- [Objetivo] Resuma em duas frases o texto sobre o filme de Todd Phillips que aparece abaixo.

Sim, o filme de Todd Phillips é uma obra de arte. Chato demais ouvir as pessoas dizendo que a violência que ele mostra é desconfortável e perigosa. Perigoso é… bom, deixa pra lá. Todos sabemos o que é perigoso nessa nossa sociedade.

Assisti a cada minuto imerso em uma expectativa singular. Jamais estive em uma perspectiva tão avassaladora de entender a mente do ser humano. E não se engane, a loucura mais bizarra e estarrecedora não é a de Arthur, o personagem de Joaquim Phoenix.

O roteiro entrega de bandeja um Raio-X de nossas piores mazelas como seres humanos. A loucura está explícita e muito bem documentada em cada cena, revelando o que ela pode fazer com qualquer pessoa com um mínimo de sensibilidade.

O louco da história não é o Coringa, definitivamente.

Ele é o resultado de uma psicose social sistêmica. A sua condição é subestimada, renegada e esquecida, dando origem à sua desgraça épica. Ele cai de paraquedas naquilo que qualquer pessoa chamaria de puro acaso, e, no final, entende-se que uma sociedade que ama e defende doentes mentais como seus mártires é tão cruel, maniqueísta e pervertida quanto seus ídolos. Adoramos apenas aquilo que se parece com nossos próprios sonhos.

Se você riu na cena em que o anão sofre por temer por sua própria vida diante de uma porta que não se abre, você é tão doente quanto o personagem que temíamos ser capaz de tirar-lhe a vida.
O roteiro está o tempo inteiro tentando revelar o que há de mais sombrio em cada um de nós.
Arthur não é o vilão aqui. Ele serve apenas de catalisador em uma mistura química que contempla todas as nossas convicções como cidadãos de bem que pensamos ser. Afinal, esse meio social no qual acreditamos ser o lugar perfeito onde é possível viver nossos sonhos e aspirações pode ser o nosso próprio inferno.

Talvez você não consiga entender o que eu estou tentando dizer. Tudo bem. Mas tente, assim que puder, avaliar a realidade ao seu redor. Não vou dar dicas e nem mesmo fórmulas. Basta olhar com um pouquinho de paciência. Você acha, realmente, que está tudo bem e que a vida que você vive é a melhor versão possível do que esperava que fosse?

Temos inveja “mortal” de gente que tem coragem de se mostrar sem máscara; de gente que não tem mais paciência de fingir ser quem não mais conseguem ser. Suportamos apenas aqueles que ainda seguem suas vidas usando capas e maquiagens, capazes de mostrar apenas uma porção da sua própria essência.

- [Trechos dos registros]

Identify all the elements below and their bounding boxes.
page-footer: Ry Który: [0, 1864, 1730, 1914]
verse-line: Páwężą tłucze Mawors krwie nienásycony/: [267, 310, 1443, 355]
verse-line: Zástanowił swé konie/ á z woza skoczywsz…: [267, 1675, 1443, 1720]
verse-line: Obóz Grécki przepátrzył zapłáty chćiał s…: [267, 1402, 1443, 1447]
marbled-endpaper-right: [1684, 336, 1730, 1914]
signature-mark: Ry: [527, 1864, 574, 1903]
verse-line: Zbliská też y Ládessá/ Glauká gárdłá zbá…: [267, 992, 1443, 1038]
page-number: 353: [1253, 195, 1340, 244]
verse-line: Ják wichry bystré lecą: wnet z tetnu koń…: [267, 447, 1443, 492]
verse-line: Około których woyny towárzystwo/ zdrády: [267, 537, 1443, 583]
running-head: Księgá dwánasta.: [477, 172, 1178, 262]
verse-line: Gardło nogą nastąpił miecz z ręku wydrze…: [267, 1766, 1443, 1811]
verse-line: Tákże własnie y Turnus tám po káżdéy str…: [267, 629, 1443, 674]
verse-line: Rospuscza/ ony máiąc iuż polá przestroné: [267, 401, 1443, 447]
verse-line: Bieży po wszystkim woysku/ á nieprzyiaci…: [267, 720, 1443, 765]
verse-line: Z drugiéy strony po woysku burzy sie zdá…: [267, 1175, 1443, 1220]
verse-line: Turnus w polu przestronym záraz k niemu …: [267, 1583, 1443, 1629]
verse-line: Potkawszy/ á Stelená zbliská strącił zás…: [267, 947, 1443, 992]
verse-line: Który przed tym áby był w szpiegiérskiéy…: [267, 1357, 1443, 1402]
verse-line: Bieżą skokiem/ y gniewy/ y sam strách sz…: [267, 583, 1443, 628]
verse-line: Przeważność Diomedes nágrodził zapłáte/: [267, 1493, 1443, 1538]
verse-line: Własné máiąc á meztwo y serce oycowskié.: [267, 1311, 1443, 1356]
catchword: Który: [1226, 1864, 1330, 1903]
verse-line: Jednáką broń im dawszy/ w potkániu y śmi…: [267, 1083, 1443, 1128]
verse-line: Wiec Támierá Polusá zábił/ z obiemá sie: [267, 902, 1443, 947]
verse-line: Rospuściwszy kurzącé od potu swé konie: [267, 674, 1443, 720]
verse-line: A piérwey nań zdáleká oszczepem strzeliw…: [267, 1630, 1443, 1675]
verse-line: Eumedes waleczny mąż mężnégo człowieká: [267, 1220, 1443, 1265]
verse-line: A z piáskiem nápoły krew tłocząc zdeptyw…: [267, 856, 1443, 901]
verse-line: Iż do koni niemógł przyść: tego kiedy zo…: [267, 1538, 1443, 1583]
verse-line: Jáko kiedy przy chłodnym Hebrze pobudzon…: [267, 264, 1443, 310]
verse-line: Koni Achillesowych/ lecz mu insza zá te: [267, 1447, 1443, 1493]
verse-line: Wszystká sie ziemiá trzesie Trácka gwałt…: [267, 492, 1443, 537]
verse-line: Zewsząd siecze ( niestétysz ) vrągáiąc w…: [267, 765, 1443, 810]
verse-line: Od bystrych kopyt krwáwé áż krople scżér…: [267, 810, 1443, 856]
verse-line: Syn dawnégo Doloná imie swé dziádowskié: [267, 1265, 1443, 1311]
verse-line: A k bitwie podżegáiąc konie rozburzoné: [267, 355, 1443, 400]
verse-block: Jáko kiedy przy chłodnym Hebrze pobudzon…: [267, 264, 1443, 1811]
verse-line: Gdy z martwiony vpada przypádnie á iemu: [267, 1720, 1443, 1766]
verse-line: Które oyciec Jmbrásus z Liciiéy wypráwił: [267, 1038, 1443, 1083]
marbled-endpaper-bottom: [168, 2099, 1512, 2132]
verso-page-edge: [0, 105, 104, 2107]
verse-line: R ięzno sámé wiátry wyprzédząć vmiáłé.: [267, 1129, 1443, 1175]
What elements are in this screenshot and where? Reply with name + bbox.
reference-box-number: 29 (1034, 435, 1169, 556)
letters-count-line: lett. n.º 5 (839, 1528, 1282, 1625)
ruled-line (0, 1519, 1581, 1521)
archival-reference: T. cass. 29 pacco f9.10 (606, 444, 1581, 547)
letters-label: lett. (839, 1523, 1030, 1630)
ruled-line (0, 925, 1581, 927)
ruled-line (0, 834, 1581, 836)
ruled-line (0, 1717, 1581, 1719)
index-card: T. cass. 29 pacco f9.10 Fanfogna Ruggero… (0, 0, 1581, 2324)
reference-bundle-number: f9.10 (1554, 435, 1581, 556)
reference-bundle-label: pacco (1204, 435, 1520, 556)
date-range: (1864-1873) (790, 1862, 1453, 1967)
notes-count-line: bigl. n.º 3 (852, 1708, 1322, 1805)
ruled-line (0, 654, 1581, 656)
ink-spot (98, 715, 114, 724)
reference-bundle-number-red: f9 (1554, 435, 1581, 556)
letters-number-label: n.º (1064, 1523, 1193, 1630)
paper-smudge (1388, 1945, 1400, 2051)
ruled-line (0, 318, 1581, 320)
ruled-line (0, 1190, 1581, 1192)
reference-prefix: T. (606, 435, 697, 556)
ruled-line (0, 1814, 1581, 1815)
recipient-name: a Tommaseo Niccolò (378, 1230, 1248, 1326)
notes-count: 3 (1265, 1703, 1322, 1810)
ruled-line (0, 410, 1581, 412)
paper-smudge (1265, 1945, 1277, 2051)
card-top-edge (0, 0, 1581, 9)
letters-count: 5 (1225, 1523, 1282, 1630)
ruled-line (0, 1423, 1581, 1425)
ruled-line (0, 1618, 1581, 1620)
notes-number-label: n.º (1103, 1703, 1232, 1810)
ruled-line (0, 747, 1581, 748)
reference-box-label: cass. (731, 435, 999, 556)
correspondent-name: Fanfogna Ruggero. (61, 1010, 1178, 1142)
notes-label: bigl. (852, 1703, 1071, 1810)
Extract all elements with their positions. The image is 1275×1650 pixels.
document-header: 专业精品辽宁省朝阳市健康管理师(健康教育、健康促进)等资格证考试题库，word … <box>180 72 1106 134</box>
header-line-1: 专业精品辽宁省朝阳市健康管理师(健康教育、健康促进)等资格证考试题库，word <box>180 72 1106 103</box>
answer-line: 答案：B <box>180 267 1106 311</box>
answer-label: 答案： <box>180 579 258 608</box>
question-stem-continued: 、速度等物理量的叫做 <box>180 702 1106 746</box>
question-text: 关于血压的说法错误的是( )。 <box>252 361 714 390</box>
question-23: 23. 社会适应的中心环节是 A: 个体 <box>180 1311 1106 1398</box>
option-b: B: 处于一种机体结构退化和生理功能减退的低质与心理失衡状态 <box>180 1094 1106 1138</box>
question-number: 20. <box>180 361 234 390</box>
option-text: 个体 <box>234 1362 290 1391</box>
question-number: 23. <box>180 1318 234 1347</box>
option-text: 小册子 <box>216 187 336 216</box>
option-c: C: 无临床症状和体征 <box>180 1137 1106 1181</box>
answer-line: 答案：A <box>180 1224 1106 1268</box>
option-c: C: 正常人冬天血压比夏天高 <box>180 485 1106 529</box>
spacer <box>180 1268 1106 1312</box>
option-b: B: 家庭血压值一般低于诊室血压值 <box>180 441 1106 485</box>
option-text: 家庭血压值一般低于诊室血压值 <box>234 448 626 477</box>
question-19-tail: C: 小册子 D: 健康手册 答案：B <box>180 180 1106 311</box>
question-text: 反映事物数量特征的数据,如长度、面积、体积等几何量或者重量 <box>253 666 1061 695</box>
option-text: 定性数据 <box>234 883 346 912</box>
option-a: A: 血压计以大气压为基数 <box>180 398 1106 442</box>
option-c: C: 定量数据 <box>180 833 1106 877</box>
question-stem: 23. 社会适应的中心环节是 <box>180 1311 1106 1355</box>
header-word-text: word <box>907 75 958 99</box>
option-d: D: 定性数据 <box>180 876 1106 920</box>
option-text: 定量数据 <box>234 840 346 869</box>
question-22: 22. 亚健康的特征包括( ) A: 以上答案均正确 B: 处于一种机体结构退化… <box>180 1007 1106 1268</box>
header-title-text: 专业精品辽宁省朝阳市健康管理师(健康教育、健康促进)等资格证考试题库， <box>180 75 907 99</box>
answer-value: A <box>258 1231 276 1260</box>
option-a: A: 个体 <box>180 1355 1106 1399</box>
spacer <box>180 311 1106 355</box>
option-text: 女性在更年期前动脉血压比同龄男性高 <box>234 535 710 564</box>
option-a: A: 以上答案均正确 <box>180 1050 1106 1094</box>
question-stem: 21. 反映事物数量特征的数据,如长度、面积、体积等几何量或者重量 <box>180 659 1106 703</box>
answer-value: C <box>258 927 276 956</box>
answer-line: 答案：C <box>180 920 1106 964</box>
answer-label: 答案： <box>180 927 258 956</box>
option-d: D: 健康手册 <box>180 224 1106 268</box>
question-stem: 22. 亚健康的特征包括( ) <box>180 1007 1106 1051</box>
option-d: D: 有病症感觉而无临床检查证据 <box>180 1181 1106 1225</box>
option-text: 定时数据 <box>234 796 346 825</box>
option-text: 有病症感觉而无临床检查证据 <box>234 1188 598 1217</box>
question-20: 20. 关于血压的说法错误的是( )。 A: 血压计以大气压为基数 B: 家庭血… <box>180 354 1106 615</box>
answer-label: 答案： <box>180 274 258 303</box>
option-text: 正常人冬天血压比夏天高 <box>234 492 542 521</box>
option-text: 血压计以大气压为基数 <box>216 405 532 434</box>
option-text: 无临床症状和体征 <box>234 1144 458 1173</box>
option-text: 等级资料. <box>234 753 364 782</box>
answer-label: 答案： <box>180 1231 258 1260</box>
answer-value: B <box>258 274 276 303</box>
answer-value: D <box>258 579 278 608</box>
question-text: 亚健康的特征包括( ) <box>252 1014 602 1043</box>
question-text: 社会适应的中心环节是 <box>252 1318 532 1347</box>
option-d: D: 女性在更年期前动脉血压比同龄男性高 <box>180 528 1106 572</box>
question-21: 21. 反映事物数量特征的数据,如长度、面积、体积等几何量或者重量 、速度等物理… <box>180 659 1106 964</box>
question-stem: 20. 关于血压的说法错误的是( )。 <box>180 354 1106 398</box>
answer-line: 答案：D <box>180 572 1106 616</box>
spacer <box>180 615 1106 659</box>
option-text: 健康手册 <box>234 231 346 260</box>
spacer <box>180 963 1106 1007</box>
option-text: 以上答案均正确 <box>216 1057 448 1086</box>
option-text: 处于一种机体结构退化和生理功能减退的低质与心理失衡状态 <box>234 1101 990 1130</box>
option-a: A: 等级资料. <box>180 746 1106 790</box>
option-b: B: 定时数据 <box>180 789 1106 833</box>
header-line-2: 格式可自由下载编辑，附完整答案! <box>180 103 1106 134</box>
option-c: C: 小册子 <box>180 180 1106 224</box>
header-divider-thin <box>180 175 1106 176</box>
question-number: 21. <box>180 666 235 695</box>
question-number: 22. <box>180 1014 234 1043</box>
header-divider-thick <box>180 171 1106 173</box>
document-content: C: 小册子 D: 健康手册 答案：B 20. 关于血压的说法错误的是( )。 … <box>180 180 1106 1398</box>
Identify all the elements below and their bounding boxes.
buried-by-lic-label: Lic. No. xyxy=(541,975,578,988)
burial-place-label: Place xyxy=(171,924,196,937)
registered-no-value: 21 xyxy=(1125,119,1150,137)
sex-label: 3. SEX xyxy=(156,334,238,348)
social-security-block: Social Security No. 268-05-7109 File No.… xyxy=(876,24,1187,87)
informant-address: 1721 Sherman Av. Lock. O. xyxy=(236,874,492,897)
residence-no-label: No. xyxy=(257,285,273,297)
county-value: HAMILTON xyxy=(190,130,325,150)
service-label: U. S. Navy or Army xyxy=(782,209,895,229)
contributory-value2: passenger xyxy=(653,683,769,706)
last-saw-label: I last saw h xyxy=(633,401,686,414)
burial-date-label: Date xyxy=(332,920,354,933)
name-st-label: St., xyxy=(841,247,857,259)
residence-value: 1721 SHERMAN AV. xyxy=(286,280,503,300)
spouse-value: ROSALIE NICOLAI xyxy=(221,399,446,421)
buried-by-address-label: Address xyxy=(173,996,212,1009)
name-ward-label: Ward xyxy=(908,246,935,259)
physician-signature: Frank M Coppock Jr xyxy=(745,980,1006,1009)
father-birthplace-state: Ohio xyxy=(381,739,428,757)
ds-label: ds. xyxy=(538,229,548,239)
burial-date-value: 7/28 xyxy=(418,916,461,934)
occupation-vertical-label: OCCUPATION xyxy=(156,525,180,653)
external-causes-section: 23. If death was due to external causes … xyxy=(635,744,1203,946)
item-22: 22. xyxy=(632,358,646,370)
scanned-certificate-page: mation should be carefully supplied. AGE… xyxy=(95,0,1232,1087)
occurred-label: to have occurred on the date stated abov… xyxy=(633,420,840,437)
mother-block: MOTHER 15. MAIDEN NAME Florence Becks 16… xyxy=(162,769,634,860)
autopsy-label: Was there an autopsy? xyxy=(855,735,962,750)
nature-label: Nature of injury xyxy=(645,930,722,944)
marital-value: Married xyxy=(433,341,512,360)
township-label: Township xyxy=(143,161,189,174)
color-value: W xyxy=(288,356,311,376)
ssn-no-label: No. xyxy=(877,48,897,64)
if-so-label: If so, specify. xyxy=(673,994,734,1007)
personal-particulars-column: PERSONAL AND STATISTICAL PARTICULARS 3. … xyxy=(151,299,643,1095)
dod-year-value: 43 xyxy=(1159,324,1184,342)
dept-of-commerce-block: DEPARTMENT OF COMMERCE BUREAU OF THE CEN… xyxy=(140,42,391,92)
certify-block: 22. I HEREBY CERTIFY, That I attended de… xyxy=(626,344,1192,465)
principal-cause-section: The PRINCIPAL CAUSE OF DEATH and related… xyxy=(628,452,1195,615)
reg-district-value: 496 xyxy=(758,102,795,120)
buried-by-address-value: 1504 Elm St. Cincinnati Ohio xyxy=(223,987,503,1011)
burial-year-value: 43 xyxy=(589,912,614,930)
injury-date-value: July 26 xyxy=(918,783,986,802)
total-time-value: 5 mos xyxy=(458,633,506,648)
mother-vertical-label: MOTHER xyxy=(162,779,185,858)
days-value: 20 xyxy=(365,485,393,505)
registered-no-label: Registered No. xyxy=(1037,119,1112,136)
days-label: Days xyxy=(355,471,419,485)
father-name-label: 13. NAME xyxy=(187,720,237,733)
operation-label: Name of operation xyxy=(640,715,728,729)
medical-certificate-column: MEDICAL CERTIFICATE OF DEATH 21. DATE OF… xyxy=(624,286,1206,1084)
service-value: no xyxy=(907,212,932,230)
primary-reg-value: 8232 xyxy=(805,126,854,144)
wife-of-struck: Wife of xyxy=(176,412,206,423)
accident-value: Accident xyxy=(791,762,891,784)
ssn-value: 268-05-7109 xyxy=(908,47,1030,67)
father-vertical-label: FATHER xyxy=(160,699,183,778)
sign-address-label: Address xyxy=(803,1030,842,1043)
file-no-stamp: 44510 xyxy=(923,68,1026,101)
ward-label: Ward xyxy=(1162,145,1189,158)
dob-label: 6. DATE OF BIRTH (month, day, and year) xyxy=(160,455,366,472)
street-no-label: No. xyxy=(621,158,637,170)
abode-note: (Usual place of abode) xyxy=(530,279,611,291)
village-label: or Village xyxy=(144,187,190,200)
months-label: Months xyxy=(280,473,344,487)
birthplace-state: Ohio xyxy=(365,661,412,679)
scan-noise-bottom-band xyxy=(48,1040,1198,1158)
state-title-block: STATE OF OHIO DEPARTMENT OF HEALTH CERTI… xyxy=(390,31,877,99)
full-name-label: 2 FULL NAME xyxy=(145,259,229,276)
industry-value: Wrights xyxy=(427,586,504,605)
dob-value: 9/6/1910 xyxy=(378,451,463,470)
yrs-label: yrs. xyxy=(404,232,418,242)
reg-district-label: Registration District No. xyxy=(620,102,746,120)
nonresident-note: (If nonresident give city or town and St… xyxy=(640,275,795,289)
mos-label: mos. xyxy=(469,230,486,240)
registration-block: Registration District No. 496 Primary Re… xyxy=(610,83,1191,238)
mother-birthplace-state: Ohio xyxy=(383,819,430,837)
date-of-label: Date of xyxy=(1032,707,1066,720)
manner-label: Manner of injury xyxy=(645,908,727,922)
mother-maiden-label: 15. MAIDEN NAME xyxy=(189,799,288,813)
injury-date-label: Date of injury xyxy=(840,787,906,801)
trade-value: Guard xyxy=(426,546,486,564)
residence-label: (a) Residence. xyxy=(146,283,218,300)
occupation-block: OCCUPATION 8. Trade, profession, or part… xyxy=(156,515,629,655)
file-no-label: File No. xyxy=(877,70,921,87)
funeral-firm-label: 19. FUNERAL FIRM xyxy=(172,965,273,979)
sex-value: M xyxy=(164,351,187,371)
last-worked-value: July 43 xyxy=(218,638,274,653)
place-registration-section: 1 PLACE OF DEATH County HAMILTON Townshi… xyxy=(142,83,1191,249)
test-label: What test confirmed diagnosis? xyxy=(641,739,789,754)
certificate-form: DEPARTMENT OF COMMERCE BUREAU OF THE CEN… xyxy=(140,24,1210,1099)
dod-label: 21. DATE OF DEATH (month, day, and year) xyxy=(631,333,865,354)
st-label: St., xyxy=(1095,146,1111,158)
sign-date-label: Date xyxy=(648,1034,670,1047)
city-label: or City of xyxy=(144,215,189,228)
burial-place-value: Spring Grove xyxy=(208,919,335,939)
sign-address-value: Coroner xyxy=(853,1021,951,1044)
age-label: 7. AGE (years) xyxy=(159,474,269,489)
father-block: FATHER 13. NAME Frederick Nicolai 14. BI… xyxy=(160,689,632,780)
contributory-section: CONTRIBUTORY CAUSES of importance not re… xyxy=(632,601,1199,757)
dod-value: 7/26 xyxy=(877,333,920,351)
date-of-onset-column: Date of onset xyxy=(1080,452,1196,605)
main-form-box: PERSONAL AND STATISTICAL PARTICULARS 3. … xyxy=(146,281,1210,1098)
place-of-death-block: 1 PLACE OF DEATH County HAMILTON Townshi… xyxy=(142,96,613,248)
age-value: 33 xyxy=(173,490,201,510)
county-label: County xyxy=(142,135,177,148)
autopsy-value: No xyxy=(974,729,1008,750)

- [Resultado do exercício] O texto considera o filme de Todd Phillips uma obra de arte e afirma que o louco da história não é o Coringa, pois Arthur é o resultado de uma psicose social sistêmica, com uma condição subestimada, renegada e esquecida. Segundo o texto, o roteiro tenta o tempo inteiro revelar o que há de mais sombrio em cada um de nós, e o meio social em que acreditamos poder viver nossos sonhos pode ser o nosso próprio inferno.